## EXERCISE BRIEF
Copy the lines word for word, from the first line of the records up to and including the line with "x-tick-label: 0.6 bbox=[2486, 1001, 2524, 1029]".

[Records from a dataset]
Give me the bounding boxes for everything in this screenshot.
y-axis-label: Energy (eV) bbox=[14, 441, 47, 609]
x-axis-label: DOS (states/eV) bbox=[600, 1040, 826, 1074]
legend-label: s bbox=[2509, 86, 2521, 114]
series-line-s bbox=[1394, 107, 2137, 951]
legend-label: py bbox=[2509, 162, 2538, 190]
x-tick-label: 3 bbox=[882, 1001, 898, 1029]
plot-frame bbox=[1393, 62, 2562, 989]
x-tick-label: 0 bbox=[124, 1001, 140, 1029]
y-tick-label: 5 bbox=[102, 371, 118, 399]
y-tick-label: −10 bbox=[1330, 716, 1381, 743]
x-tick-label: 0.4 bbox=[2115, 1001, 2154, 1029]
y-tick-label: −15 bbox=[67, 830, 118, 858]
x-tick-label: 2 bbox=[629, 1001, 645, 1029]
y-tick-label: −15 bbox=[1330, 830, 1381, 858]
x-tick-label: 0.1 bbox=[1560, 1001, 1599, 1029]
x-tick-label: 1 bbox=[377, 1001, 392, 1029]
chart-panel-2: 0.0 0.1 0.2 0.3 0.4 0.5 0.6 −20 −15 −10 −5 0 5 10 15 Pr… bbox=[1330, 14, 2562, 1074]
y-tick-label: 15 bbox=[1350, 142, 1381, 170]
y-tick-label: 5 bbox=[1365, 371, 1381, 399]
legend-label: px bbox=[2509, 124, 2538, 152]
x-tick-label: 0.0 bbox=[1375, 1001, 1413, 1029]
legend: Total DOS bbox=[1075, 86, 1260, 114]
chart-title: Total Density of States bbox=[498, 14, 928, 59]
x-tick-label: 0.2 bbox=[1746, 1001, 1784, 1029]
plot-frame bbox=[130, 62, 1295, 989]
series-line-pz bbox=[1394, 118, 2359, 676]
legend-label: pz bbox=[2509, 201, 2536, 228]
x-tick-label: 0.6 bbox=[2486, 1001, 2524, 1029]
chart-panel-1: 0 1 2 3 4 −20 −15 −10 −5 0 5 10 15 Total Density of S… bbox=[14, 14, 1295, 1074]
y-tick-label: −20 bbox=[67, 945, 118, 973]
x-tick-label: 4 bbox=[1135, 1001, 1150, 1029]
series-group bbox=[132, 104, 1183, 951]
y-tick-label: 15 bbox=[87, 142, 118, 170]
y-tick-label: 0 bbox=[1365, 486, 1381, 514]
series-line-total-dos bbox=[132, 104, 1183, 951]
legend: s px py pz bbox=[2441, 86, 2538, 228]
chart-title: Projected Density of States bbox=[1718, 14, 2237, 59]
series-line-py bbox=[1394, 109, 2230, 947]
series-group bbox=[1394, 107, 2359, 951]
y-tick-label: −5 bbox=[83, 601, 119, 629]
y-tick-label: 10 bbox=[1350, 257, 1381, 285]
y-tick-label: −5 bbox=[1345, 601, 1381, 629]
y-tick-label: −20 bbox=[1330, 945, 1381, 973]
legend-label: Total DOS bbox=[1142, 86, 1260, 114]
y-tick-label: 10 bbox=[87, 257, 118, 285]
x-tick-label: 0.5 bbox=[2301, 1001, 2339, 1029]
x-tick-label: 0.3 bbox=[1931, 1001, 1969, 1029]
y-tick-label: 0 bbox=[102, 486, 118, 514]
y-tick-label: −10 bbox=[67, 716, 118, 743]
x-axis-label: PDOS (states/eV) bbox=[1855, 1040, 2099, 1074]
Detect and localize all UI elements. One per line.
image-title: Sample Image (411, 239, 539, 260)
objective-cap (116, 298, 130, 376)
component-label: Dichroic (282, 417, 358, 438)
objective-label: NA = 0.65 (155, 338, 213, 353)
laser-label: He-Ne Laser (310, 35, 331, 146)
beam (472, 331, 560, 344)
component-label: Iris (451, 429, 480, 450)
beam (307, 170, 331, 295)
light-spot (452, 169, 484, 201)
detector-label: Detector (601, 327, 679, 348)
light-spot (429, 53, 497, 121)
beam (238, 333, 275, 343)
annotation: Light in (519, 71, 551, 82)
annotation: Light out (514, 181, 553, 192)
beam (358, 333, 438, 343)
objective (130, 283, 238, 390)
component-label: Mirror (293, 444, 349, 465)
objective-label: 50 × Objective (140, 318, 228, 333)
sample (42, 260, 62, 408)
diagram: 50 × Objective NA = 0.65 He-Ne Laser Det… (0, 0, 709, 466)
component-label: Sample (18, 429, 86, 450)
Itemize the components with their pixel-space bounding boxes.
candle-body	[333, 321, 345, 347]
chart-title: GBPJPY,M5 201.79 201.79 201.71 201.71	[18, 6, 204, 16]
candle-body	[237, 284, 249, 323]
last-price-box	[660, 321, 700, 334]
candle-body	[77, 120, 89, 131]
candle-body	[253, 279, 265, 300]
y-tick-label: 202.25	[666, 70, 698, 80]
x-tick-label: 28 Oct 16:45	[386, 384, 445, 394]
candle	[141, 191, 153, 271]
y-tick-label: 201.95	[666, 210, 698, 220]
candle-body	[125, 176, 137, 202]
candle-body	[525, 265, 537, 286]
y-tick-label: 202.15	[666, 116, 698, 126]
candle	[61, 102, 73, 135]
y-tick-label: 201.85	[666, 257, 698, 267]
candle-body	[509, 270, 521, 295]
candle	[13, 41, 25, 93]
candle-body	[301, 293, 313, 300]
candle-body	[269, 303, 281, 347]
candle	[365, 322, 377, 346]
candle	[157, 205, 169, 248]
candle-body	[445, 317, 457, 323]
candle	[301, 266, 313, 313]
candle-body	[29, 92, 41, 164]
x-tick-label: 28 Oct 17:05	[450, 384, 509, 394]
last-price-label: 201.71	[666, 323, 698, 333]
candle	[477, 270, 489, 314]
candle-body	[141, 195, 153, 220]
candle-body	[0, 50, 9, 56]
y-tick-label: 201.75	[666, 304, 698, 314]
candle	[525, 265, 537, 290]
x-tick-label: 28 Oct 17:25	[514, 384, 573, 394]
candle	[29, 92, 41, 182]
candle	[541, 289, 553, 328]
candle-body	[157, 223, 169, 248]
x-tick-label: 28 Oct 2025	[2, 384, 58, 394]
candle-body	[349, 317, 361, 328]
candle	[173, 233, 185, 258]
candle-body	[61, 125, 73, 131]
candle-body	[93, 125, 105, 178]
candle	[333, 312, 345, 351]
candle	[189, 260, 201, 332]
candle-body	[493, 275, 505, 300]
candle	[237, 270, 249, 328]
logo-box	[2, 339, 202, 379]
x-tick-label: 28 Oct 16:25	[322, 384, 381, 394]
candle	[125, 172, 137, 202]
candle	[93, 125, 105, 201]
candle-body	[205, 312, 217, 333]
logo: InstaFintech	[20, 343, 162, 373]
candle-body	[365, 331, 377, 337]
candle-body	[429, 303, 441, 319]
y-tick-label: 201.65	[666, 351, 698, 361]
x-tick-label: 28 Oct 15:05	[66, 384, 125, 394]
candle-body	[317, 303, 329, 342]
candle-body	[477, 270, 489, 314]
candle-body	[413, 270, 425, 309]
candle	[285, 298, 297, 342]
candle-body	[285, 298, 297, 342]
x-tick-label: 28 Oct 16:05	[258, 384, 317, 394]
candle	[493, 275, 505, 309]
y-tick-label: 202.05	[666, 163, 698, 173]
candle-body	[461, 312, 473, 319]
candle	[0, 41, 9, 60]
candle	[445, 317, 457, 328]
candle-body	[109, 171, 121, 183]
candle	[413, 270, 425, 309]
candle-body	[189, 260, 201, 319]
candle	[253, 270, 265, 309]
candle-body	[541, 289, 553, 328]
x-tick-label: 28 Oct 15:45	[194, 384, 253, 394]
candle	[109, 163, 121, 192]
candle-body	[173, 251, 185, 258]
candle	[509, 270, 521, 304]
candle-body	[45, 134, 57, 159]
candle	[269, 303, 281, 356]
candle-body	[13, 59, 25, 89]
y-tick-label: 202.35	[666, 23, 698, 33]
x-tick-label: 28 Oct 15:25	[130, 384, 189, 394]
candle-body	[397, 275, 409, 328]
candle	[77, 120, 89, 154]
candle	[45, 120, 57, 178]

## OUTPUT
Give me the bounding boxes for everything in this screenshot.
y-axis-label: Energy (eV) bbox=[14, 441, 47, 609]
x-axis-label: DOS (states/eV) bbox=[600, 1040, 826, 1074]
legend-label: s bbox=[2509, 86, 2521, 114]
series-line-s bbox=[1394, 107, 2137, 951]
legend-label: py bbox=[2509, 162, 2538, 190]
x-tick-label: 3 bbox=[882, 1001, 898, 1029]
plot-frame bbox=[1393, 62, 2562, 989]
x-tick-label: 0 bbox=[124, 1001, 140, 1029]
y-tick-label: 5 bbox=[102, 371, 118, 399]
y-tick-label: −10 bbox=[1330, 716, 1381, 743]
x-tick-label: 0.4 bbox=[2115, 1001, 2154, 1029]
y-tick-label: −15 bbox=[67, 830, 118, 858]
x-tick-label: 2 bbox=[629, 1001, 645, 1029]
y-tick-label: −15 bbox=[1330, 830, 1381, 858]
x-tick-label: 0.1 bbox=[1560, 1001, 1599, 1029]
x-tick-label: 1 bbox=[377, 1001, 392, 1029]
chart-panel-2: 0.0 0.1 0.2 0.3 0.4 0.5 0.6 −20 −15 −10 −5 0 5 10 15 Pr… bbox=[1330, 14, 2562, 1074]
y-tick-label: 15 bbox=[1350, 142, 1381, 170]
y-tick-label: 5 bbox=[1365, 371, 1381, 399]
legend-label: px bbox=[2509, 124, 2538, 152]
x-tick-label: 0.0 bbox=[1375, 1001, 1413, 1029]
legend: Total DOS bbox=[1075, 86, 1260, 114]
chart-title: Total Density of States bbox=[498, 14, 928, 59]
x-tick-label: 0.2 bbox=[1746, 1001, 1784, 1029]
plot-frame bbox=[130, 62, 1295, 989]
series-line-pz bbox=[1394, 118, 2359, 676]
legend-label: pz bbox=[2509, 201, 2536, 228]
x-tick-label: 0.6 bbox=[2486, 1001, 2524, 1029]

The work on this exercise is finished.